Exercise instructions. Everything in the data should be repeated exactly, save for the images.

(Stored records)
— START —
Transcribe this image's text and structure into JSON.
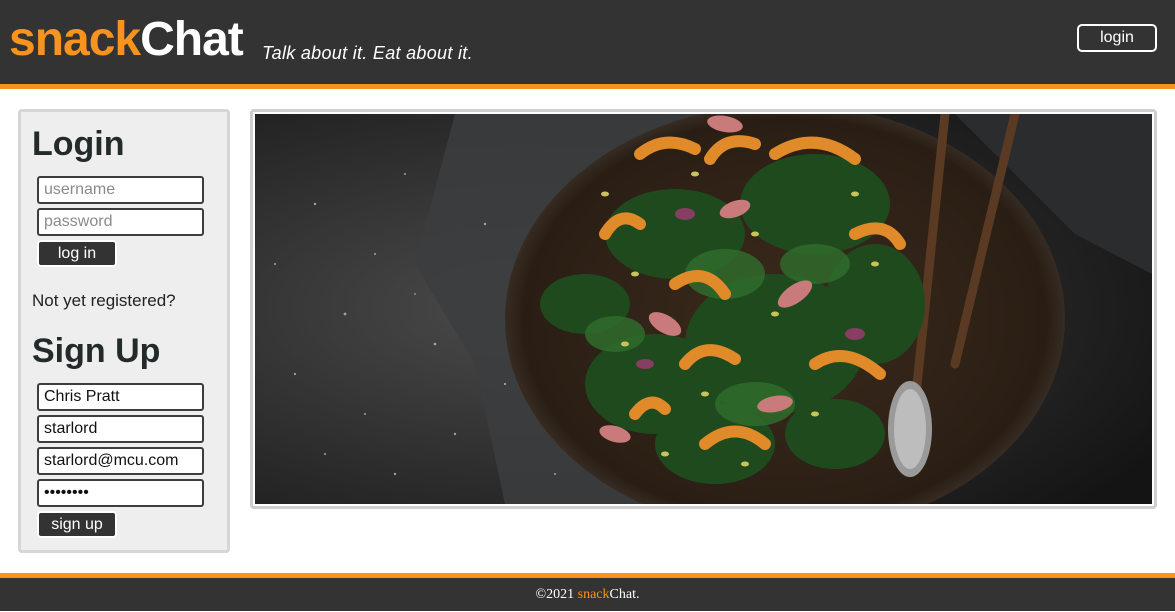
{
  "header": {
    "brand_snack": "snack",
    "brand_chat": "Chat",
    "tagline": "Talk about it. Eat about it.",
    "login_button": "login"
  },
  "login": {
    "title": "Login",
    "username_placeholder": "username",
    "password_placeholder": "password",
    "submit_label": "log in"
  },
  "not_registered": "Not yet registered?",
  "signup": {
    "title": "Sign Up",
    "name_value": "Chris Pratt",
    "username_value": "starlord",
    "email_value": "starlord@mcu.com",
    "password_value": "••••••••",
    "submit_label": "sign up"
  },
  "footer": {
    "prefix": "©2021 ",
    "brand_snack": "snack",
    "brand_chat": "Chat."
  },
  "colors": {
    "accent": "#f7931e",
    "header_bg": "#333333",
    "sidebar_bg": "#eeeeee"
  },
  "hero_image": {
    "icon": "food-salad-image"
  }
}
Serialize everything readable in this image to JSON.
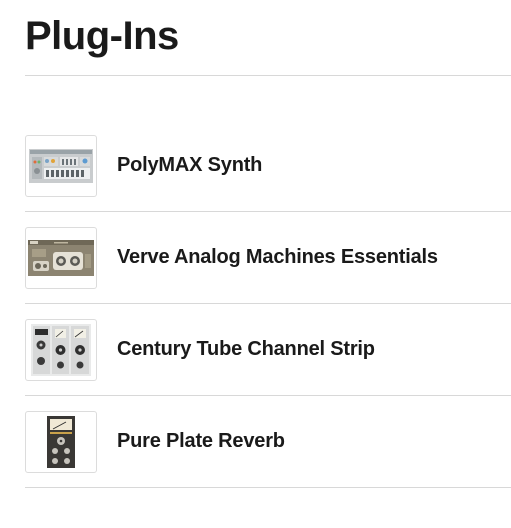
{
  "page": {
    "title": "Plug-Ins"
  },
  "plugins": [
    {
      "name": "PolyMAX Synth",
      "thumbnail_icon": "polymax-synth-thumbnail"
    },
    {
      "name": "Verve Analog Machines Essentials",
      "thumbnail_icon": "verve-analog-machines-thumbnail"
    },
    {
      "name": "Century Tube Channel Strip",
      "thumbnail_icon": "century-tube-channel-strip-thumbnail"
    },
    {
      "name": "Pure Plate Reverb",
      "thumbnail_icon": "pure-plate-reverb-thumbnail"
    }
  ],
  "colors": {
    "text": "#1a1a1a",
    "divider": "#d8d8d8",
    "thumbnail_border": "#dcdcdc"
  }
}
— END —
Result for this exercise.
Transcribe this image's text and structure into JSON.
{
  "header": {
    "brand_snack": "snack",
    "brand_chat": "Chat",
    "tagline": "Talk about it. Eat about it.",
    "login_button": "login"
  },
  "login": {
    "title": "Login",
    "username_placeholder": "username",
    "password_placeholder": "password",
    "submit_label": "log in"
  },
  "not_registered": "Not yet registered?",
  "signup": {
    "title": "Sign Up",
    "name_value": "Chris Pratt",
    "username_value": "starlord",
    "email_value": "starlord@mcu.com",
    "password_value": "••••••••",
    "submit_label": "sign up"
  },
  "footer": {
    "prefix": "©2021 ",
    "brand_snack": "snack",
    "brand_chat": "Chat."
  },
  "colors": {
    "accent": "#f7931e",
    "header_bg": "#333333",
    "sidebar_bg": "#eeeeee"
  },
  "hero_image": {
    "icon": "food-salad-image"
  }
}
Serialize everything readable in this image to JSON.
{
  "page": {
    "title": "Plug-Ins"
  },
  "plugins": [
    {
      "name": "PolyMAX Synth",
      "thumbnail_icon": "polymax-synth-thumbnail"
    },
    {
      "name": "Verve Analog Machines Essentials",
      "thumbnail_icon": "verve-analog-machines-thumbnail"
    },
    {
      "name": "Century Tube Channel Strip",
      "thumbnail_icon": "century-tube-channel-strip-thumbnail"
    },
    {
      "name": "Pure Plate Reverb",
      "thumbnail_icon": "pure-plate-reverb-thumbnail"
    }
  ],
  "colors": {
    "text": "#1a1a1a",
    "divider": "#d8d8d8",
    "thumbnail_border": "#dcdcdc"
  }
}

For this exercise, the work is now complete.